### The task:
Below are the records; locate each line with the word "nhân" and copy it.

### Supplied records:
## begin

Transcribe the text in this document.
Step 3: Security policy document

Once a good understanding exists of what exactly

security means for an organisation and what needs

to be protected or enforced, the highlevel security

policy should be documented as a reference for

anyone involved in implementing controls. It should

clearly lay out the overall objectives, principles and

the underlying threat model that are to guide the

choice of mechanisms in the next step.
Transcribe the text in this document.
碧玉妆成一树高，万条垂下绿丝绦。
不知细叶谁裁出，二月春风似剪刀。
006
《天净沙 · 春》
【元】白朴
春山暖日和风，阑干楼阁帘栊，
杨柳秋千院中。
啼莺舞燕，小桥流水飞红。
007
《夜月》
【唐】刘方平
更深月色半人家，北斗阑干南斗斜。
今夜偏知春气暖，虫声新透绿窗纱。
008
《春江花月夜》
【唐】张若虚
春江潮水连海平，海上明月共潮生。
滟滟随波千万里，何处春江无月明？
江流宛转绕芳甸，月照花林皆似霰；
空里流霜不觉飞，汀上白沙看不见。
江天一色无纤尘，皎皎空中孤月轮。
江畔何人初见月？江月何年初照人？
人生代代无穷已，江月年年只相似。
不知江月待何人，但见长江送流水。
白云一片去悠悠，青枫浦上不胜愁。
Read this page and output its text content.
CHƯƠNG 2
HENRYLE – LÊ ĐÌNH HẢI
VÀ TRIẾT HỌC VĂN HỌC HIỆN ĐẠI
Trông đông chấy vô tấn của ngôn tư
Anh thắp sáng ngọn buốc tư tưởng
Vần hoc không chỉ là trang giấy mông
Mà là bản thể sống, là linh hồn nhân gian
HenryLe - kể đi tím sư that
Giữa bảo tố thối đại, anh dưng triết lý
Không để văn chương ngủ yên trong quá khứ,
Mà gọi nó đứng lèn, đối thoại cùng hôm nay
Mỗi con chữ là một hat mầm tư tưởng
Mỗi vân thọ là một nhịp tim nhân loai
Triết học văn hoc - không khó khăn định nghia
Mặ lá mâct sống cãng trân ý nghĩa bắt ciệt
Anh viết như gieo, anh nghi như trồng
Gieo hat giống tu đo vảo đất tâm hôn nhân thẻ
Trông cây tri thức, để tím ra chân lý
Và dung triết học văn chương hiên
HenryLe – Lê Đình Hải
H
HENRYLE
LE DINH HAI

## end

### Task answer:
Mà là bản thể sống, là linh hồn nhân gian
Mỗi vân thọ là một nhịp tim nhân loai
Gieo hat giống tu đo vảo đất tâm hôn nhân thẻ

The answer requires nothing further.